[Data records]
........

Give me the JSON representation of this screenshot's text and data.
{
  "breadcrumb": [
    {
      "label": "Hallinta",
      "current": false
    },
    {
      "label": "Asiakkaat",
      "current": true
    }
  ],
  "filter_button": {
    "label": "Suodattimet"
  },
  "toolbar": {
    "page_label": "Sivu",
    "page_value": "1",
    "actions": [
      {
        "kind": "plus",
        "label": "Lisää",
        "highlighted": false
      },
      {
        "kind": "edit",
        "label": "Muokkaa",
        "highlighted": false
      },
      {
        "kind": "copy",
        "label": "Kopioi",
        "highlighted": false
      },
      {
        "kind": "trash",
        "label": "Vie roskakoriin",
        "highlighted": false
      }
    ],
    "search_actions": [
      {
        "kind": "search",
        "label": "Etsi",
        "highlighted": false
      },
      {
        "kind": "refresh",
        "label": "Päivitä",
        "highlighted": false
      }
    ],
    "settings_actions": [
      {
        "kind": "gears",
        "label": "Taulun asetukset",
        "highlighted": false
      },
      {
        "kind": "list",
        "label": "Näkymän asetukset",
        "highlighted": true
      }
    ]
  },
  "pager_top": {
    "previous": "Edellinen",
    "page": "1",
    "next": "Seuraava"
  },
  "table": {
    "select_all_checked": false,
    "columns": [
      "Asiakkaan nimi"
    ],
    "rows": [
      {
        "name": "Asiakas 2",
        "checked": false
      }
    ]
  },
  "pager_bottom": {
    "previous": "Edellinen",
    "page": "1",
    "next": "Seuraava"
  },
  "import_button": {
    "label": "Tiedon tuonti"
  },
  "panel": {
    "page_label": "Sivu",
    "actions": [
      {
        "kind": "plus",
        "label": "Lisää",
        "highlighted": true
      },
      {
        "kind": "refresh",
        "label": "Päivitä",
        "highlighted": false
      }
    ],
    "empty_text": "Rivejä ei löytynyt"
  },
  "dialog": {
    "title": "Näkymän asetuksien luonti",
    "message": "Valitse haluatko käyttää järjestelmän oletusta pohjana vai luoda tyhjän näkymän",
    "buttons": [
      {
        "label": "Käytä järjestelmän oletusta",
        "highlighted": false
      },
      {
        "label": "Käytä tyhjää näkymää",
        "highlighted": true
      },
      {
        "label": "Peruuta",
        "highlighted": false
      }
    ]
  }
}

........

* _Written request_
Print the entries exactly. Include every one.

* _Full solution_
Give me the JSON representation of this screenshot's text and data.
{
  "breadcrumb": [
    {
      "label": "Hallinta",
      "current": false
    },
    {
      "label": "Asiakkaat",
      "current": true
    }
  ],
  "filter_button": {
    "label": "Suodattimet"
  },
  "toolbar": {
    "page_label": "Sivu",
    "page_value": "1",
    "actions": [
      {
        "kind": "plus",
        "label": "Lisää",
        "highlighted": false
      },
      {
        "kind": "edit",
        "label": "Muokkaa",
        "highlighted": false
      },
      {
        "kind": "copy",
        "label": "Kopioi",
        "highlighted": false
      },
      {
        "kind": "trash",
        "label": "Vie roskakoriin",
        "highlighted": false
      }
    ],
    "search_actions": [
      {
        "kind": "search",
        "label": "Etsi",
        "highlighted": false
      },
      {
        "kind": "refresh",
        "label": "Päivitä",
        "highlighted": false
      }
    ],
    "settings_actions": [
      {
        "kind": "gears",
        "label": "Taulun asetukset",
        "highlighted": false
      },
      {
        "kind": "list",
        "label": "Näkymän asetukset",
        "highlighted": true
      }
    ]
  },
  "pager_top": {
    "previous": "Edellinen",
    "page": "1",
    "next": "Seuraava"
  },
  "table": {
    "select_all_checked": false,
    "columns": [
      "Asiakkaan nimi"
    ],
    "rows": [
      {
        "name": "Asiakas 2",
        "checked": false
      }
    ]
  },
  "pager_bottom": {
    "previous": "Edellinen",
    "page": "1",
    "next": "Seuraava"
  },
  "import_button": {
    "label": "Tiedon tuonti"
  },
  "panel": {
    "page_label": "Sivu",
    "actions": [
      {
        "kind": "plus",
        "label": "Lisää",
        "highlighted": true
      },
      {
        "kind": "refresh",
        "label": "Päivitä",
        "highlighted": false
      }
    ],
    "empty_text": "Rivejä ei löytynyt"
  },
  "dialog": {
    "title": "Näkymän asetuksien luonti",
    "message": "Valitse haluatko käyttää järjestelmän oletusta pohjana vai luoda tyhjän näkymän",
    "buttons": [
      {
        "label": "Käytä järjestelmän oletusta",
        "highlighted": false
      },
      {
        "label": "Käytä tyhjää näkymää",
        "highlighted": true
      },
      {
        "label": "Peruuta",
        "highlighted": false
      }
    ]
  }
}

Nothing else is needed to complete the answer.